Data items

════════

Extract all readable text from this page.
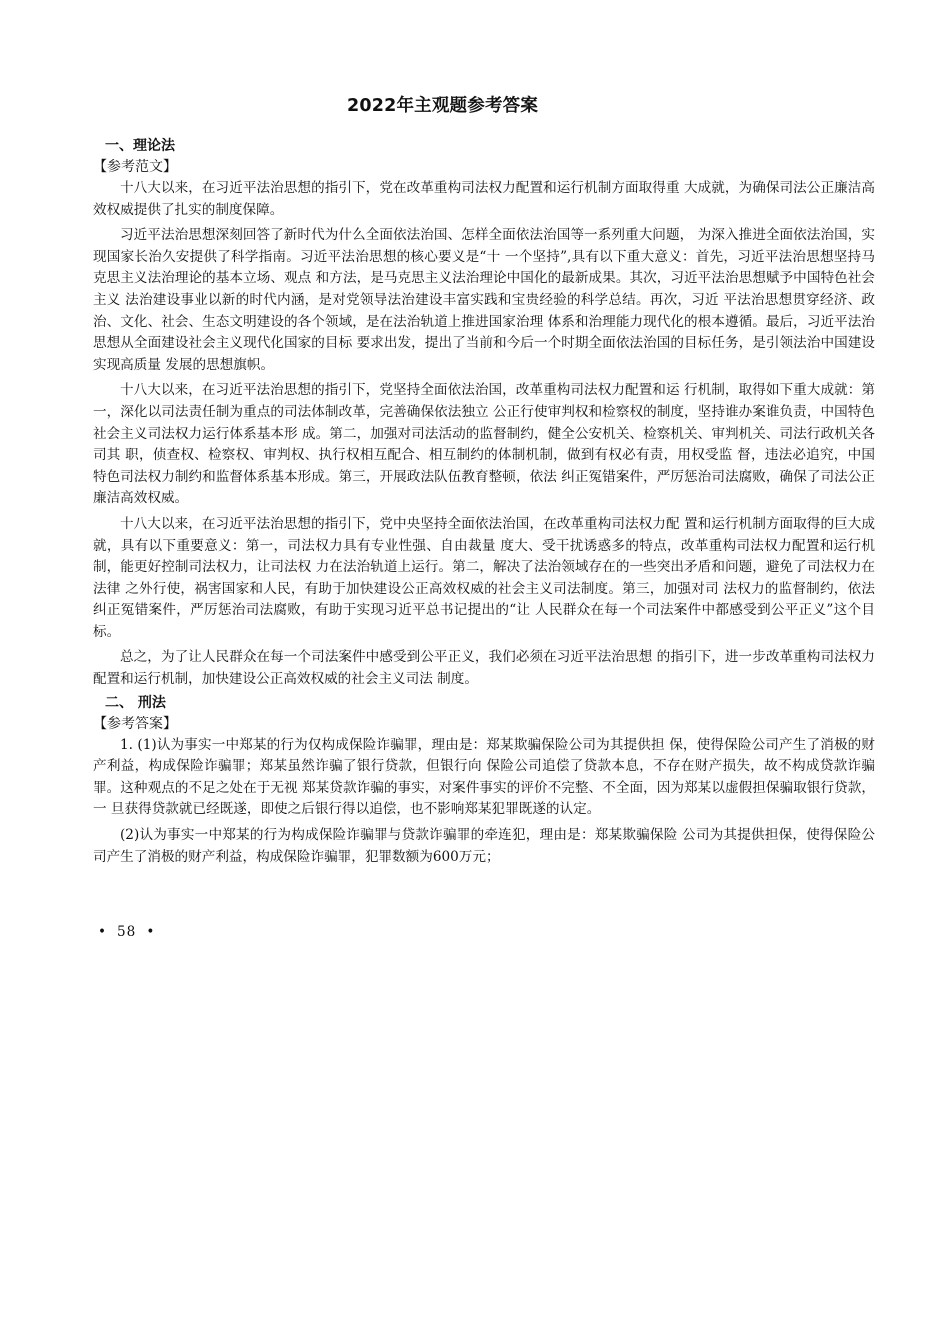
2022年主观题参考答案
一、理论法
【参考范文】

十八大以来，在习近平法治思想的指引下，党在改革重构司法权力配置和运行机制方面取得重 大成就，为确保司法公正廉洁高效权威提供了扎实的制度保障。

习近平法治思想深刻回答了新时代为什么全面依法治国、怎样全面依法治国等一系列重大问题， 为深入推进全面依法治国，实现国家长治久安提供了科学指南。习近平法治思想的核心要义是“十 一个坚持”,具有以下重大意义：首先，习近平法治思想坚持马克思主义法治理论的基本立场、观点 和方法，是马克思主义法治理论中国化的最新成果。其次，习近平法治思想赋予中国特色社会主义 法治建设事业以新的时代内涵，是对党领导法治建设丰富实践和宝贵经验的科学总结。再次，习近 平法治思想贯穿经济、政治、文化、社会、生态文明建设的各个领域，是在法治轨道上推进国家治理 体系和治理能力现代化的根本遵循。最后，习近平法治思想从全面建设社会主义现代化国家的目标 要求出发，提出了当前和今后一个时期全面依法治国的目标任务，是引领法治中国建设实现高质量 发展的思想旗帜。

十八大以来，在习近平法治思想的指引下，党坚持全面依法治国，改革重构司法权力配置和运 行机制，取得如下重大成就：第一，深化以司法责任制为重点的司法体制改革，完善确保依法独立 公正行使审判权和检察权的制度，坚持谁办案谁负责，中国特色社会主义司法权力运行体系基本形 成。第二，加强对司法活动的监督制约，健全公安机关、检察机关、审判机关、司法行政机关各司其 职，侦查权、检察权、审判权、执行权相互配合、相互制约的体制机制，做到有权必有责，用权受监 督，违法必追究，中国特色司法权力制约和监督体系基本形成。第三，开展政法队伍教育整顿，依法 纠正冤错案件，严厉惩治司法腐败，确保了司法公正廉洁高效权威。

十八大以来，在习近平法治思想的指引下，党中央坚持全面依法治国，在改革重构司法权力配 置和运行机制方面取得的巨大成就，具有以下重要意义：第一，司法权力具有专业性强、自由裁量 度大、受干扰诱惑多的特点，改革重构司法权力配置和运行机制，能更好控制司法权力，让司法权 力在法治轨道上运行。第二，解决了法治领域存在的一些突出矛盾和问题，避免了司法权力在法律 之外行使，祸害国家和人民，有助于加快建设公正高效权威的社会主义司法制度。第三，加强对司 法权力的监督制约，依法纠正冤错案件，严厉惩治司法腐败，有助于实现习近平总书记提出的“让 人民群众在每一个司法案件中都感受到公平正义”这个目标。

总之，为了让人民群众在每一个司法案件中感受到公平正义，我们必须在习近平法治思想 的指引下，进一步改革重构司法权力配置和运行机制，加快建设公正高效权威的社会主义司法 制度。

二、 刑法
【参考答案】

1. (1)认为事实一中郑某的行为仅构成保险诈骗罪，理由是：郑某欺骗保险公司为其提供担 保，使得保险公司产生了消极的财产利益，构成保险诈骗罪；郑某虽然诈骗了银行贷款，但银行向 保险公司追偿了贷款本息，不存在财产损失，故不构成贷款诈骗罪。这种观点的不足之处在于无视 郑某贷款诈骗的事实，对案件事实的评价不完整、不全面，因为郑某以虚假担保骗取银行贷款， 一 旦获得贷款就已经既遂，即使之后银行得以追偿，也不影响郑某犯罪既遂的认定。

(2)认为事实一中郑某的行为构成保险诈骗罪与贷款诈骗罪的牵连犯，理由是：郑某欺骗保险 公司为其提供担保，使得保险公司产生了消极的财产利益，构成保险诈骗罪，犯罪数额为600万元；

• 58 •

════════

Repeat the material above verbatim. Leave the pictures behind.

Extract all readable text from this page.
2022年主观题参考答案
一、理论法
【参考范文】

十八大以来，在习近平法治思想的指引下，党在改革重构司法权力配置和运行机制方面取得重 大成就，为确保司法公正廉洁高效权威提供了扎实的制度保障。

习近平法治思想深刻回答了新时代为什么全面依法治国、怎样全面依法治国等一系列重大问题， 为深入推进全面依法治国，实现国家长治久安提供了科学指南。习近平法治思想的核心要义是“十 一个坚持”,具有以下重大意义：首先，习近平法治思想坚持马克思主义法治理论的基本立场、观点 和方法，是马克思主义法治理论中国化的最新成果。其次，习近平法治思想赋予中国特色社会主义 法治建设事业以新的时代内涵，是对党领导法治建设丰富实践和宝贵经验的科学总结。再次，习近 平法治思想贯穿经济、政治、文化、社会、生态文明建设的各个领域，是在法治轨道上推进国家治理 体系和治理能力现代化的根本遵循。最后，习近平法治思想从全面建设社会主义现代化国家的目标 要求出发，提出了当前和今后一个时期全面依法治国的目标任务，是引领法治中国建设实现高质量 发展的思想旗帜。

十八大以来，在习近平法治思想的指引下，党坚持全面依法治国，改革重构司法权力配置和运 行机制，取得如下重大成就：第一，深化以司法责任制为重点的司法体制改革，完善确保依法独立 公正行使审判权和检察权的制度，坚持谁办案谁负责，中国特色社会主义司法权力运行体系基本形 成。第二，加强对司法活动的监督制约，健全公安机关、检察机关、审判机关、司法行政机关各司其 职，侦查权、检察权、审判权、执行权相互配合、相互制约的体制机制，做到有权必有责，用权受监 督，违法必追究，中国特色司法权力制约和监督体系基本形成。第三，开展政法队伍教育整顿，依法 纠正冤错案件，严厉惩治司法腐败，确保了司法公正廉洁高效权威。

十八大以来，在习近平法治思想的指引下，党中央坚持全面依法治国，在改革重构司法权力配 置和运行机制方面取得的巨大成就，具有以下重要意义：第一，司法权力具有专业性强、自由裁量 度大、受干扰诱惑多的特点，改革重构司法权力配置和运行机制，能更好控制司法权力，让司法权 力在法治轨道上运行。第二，解决了法治领域存在的一些突出矛盾和问题，避免了司法权力在法律 之外行使，祸害国家和人民，有助于加快建设公正高效权威的社会主义司法制度。第三，加强对司 法权力的监督制约，依法纠正冤错案件，严厉惩治司法腐败，有助于实现习近平总书记提出的“让 人民群众在每一个司法案件中都感受到公平正义”这个目标。

总之，为了让人民群众在每一个司法案件中感受到公平正义，我们必须在习近平法治思想 的指引下，进一步改革重构司法权力配置和运行机制，加快建设公正高效权威的社会主义司法 制度。

二、 刑法
【参考答案】

1. (1)认为事实一中郑某的行为仅构成保险诈骗罪，理由是：郑某欺骗保险公司为其提供担 保，使得保险公司产生了消极的财产利益，构成保险诈骗罪；郑某虽然诈骗了银行贷款，但银行向 保险公司追偿了贷款本息，不存在财产损失，故不构成贷款诈骗罪。这种观点的不足之处在于无视 郑某贷款诈骗的事实，对案件事实的评价不完整、不全面，因为郑某以虚假担保骗取银行贷款， 一 旦获得贷款就已经既遂，即使之后银行得以追偿，也不影响郑某犯罪既遂的认定。

(2)认为事实一中郑某的行为构成保险诈骗罪与贷款诈骗罪的牵连犯，理由是：郑某欺骗保险 公司为其提供担保，使得保险公司产生了消极的财产利益，构成保险诈骗罪，犯罪数额为600万元；

• 58 •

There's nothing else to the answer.